> [Try it] Whenever a line in the records below contains "title", pick it out.

Source records
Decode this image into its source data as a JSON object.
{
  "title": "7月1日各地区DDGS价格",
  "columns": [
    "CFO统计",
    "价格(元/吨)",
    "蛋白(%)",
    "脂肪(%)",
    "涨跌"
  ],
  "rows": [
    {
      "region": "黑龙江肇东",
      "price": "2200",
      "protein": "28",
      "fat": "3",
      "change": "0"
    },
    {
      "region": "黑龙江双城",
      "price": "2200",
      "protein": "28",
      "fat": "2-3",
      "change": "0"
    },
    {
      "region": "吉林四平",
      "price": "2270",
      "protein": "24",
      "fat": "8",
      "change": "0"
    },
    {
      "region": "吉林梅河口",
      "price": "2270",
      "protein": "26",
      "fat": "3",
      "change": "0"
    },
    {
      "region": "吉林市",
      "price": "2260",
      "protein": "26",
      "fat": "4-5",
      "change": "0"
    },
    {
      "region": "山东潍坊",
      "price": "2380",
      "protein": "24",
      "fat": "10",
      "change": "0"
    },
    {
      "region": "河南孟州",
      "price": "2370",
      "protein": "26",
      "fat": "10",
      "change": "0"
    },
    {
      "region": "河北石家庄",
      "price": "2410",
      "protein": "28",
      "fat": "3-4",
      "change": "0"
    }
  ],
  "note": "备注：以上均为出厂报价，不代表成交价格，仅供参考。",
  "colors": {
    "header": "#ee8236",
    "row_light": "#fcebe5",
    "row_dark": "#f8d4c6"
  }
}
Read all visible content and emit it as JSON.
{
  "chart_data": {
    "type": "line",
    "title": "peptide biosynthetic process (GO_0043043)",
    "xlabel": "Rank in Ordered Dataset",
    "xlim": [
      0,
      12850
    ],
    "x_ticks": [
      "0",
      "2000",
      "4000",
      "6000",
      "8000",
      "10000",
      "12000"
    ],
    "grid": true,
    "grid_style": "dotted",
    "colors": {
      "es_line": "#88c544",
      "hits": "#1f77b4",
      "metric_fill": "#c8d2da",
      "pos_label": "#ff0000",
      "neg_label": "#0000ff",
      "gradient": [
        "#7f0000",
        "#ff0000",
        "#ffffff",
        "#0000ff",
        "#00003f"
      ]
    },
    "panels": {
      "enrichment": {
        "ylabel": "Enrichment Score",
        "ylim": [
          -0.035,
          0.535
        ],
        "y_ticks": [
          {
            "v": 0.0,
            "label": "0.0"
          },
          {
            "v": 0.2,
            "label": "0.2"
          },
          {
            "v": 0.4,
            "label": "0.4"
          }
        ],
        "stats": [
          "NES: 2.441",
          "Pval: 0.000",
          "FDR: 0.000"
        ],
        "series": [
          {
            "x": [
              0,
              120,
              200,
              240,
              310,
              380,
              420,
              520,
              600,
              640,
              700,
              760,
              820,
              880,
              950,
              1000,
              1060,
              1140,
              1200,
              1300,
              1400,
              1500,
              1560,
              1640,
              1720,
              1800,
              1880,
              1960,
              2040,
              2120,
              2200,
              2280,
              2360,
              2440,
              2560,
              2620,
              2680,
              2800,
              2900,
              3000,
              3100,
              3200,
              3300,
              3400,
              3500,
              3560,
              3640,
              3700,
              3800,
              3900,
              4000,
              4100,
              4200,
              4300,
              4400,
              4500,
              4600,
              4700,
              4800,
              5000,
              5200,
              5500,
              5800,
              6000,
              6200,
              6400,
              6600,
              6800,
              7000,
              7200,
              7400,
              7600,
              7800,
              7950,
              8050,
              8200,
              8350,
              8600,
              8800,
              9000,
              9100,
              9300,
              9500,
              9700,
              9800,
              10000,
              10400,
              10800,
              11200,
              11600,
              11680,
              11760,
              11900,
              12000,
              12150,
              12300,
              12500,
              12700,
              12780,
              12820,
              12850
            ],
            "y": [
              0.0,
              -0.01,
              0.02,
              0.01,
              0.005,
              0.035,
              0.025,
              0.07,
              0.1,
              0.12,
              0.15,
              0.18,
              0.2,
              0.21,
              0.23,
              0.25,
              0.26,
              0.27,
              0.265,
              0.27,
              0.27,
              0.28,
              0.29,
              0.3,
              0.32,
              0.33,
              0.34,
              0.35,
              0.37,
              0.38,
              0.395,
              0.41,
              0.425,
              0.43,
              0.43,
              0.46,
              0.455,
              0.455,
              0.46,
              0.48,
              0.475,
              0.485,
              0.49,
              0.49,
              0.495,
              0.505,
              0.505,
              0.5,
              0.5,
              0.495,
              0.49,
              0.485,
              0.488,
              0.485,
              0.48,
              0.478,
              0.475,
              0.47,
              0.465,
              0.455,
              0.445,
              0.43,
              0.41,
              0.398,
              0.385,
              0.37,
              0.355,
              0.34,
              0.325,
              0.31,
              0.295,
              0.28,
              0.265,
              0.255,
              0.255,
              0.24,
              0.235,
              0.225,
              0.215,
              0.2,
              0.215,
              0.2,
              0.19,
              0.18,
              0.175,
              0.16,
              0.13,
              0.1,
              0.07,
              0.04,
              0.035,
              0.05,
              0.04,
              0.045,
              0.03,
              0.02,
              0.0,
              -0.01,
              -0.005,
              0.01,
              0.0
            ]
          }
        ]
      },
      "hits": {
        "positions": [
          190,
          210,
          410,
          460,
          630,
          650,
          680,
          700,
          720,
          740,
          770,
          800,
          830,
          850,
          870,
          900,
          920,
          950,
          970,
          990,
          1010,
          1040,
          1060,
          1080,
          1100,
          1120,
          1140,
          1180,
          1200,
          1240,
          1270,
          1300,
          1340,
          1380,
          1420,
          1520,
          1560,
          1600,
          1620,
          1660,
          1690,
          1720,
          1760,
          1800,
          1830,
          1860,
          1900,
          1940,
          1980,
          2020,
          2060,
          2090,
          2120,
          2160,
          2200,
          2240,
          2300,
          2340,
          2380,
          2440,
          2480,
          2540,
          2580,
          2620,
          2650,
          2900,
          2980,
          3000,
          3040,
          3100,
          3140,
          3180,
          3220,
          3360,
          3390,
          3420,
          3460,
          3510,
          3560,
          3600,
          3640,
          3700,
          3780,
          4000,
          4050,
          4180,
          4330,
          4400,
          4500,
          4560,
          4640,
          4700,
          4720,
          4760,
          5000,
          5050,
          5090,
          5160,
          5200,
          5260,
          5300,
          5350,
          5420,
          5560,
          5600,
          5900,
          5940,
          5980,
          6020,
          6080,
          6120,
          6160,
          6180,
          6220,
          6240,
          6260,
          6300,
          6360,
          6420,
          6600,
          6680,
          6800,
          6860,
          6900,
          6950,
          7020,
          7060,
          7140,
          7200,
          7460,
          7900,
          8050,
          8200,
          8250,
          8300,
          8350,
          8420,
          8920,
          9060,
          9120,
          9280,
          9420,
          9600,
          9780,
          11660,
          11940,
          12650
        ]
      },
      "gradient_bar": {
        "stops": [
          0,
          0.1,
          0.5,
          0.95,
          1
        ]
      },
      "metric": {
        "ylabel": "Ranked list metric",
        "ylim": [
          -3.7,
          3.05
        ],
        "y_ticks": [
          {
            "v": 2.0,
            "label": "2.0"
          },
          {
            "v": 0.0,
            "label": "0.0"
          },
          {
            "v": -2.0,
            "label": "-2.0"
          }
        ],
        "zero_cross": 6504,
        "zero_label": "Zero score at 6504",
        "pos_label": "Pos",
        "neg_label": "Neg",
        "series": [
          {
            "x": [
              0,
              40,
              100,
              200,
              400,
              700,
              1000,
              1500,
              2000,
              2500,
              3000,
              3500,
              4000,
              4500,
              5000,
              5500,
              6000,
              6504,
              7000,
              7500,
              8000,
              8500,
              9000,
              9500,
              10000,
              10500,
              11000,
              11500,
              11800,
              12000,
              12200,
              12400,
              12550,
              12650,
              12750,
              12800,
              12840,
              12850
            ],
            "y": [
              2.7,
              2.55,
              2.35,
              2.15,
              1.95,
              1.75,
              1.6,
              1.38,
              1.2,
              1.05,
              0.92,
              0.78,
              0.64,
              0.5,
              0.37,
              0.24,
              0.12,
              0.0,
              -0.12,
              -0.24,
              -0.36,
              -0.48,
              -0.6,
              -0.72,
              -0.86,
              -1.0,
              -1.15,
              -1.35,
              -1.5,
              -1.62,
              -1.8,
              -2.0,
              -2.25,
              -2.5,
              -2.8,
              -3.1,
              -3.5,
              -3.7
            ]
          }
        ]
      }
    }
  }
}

> [Exercise answer]
  "title": "7月1日各地区DDGS价格",
    "title": "peptide biosynthetic process (GO_0043043)",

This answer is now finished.